## Start Data excerpts
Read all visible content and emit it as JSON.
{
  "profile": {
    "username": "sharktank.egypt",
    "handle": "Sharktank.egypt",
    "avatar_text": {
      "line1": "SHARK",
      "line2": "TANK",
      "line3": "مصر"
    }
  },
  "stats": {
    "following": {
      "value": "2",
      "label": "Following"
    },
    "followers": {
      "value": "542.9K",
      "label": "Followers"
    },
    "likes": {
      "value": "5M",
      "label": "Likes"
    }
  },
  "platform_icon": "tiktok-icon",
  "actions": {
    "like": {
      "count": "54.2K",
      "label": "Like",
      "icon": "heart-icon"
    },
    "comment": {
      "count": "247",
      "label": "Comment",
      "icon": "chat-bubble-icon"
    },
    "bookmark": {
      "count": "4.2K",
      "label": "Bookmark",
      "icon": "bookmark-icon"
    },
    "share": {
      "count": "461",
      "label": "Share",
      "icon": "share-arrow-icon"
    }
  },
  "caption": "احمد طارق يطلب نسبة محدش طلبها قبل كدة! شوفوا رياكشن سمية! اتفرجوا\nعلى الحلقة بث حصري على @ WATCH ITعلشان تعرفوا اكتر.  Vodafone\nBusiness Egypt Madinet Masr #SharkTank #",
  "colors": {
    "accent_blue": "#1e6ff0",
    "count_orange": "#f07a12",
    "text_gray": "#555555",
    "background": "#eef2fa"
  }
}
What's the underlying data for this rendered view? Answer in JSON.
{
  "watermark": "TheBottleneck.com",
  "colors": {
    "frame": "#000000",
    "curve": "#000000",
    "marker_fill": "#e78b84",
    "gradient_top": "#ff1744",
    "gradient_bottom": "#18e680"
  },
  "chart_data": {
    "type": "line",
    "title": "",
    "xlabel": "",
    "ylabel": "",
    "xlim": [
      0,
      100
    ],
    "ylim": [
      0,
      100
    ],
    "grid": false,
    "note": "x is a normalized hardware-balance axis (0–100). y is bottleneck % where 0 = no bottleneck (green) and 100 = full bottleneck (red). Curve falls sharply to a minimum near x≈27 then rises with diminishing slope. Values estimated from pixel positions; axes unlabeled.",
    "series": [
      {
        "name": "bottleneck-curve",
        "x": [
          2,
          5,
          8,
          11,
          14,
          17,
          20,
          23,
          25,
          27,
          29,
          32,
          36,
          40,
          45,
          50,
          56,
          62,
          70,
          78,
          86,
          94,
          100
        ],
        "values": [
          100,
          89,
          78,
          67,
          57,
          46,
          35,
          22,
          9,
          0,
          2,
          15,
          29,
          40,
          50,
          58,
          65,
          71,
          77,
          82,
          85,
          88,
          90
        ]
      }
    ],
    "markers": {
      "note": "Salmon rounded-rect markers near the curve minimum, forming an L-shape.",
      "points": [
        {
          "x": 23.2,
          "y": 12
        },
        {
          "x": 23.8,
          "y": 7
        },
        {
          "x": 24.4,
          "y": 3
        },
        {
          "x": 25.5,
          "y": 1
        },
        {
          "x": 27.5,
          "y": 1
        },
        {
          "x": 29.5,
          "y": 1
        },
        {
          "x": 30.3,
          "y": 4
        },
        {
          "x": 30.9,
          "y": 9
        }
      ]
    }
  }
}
## End Data excerpts
Request: Look above for the line containing "What's the underlying", then transcribe it and all lines after it through the last, exactly and with nothing else.

Solution for this task:
What's the underlying data for this rendered view? Answer in JSON.
{
  "watermark": "TheBottleneck.com",
  "colors": {
    "frame": "#000000",
    "curve": "#000000",
    "marker_fill": "#e78b84",
    "gradient_top": "#ff1744",
    "gradient_bottom": "#18e680"
  },
  "chart_data": {
    "type": "line",
    "title": "",
    "xlabel": "",
    "ylabel": "",
    "xlim": [
      0,
      100
    ],
    "ylim": [
      0,
      100
    ],
    "grid": false,
    "note": "x is a normalized hardware-balance axis (0–100). y is bottleneck % where 0 = no bottleneck (green) and 100 = full bottleneck (red). Curve falls sharply to a minimum near x≈27 then rises with diminishing slope. Values estimated from pixel positions; axes unlabeled.",
    "series": [
      {
        "name": "bottleneck-curve",
        "x": [
          2,
          5,
          8,
          11,
          14,
          17,
          20,
          23,
          25,
          27,
          29,
          32,
          36,
          40,
          45,
          50,
          56,
          62,
          70,
          78,
          86,
          94,
          100
        ],
        "values": [
          100,
          89,
          78,
          67,
          57,
          46,
          35,
          22,
          9,
          0,
          2,
          15,
          29,
          40,
          50,
          58,
          65,
          71,
          77,
          82,
          85,
          88,
          90
        ]
      }
    ],
    "markers": {
      "note": "Salmon rounded-rect markers near the curve minimum, forming an L-shape.",
      "points": [
        {
          "x": 23.2,
          "y": 12
        },
        {
          "x": 23.8,
          "y": 7
        },
        {
          "x": 24.4,
          "y": 3
        },
        {
          "x": 25.5,
          "y": 1
        },
        {
          "x": 27.5,
          "y": 1
        },
        {
          "x": 29.5,
          "y": 1
        },
        {
          "x": 30.3,
          "y": 4
        },
        {
          "x": 30.9,
          "y": 9
        }
      ]
    }
  }
}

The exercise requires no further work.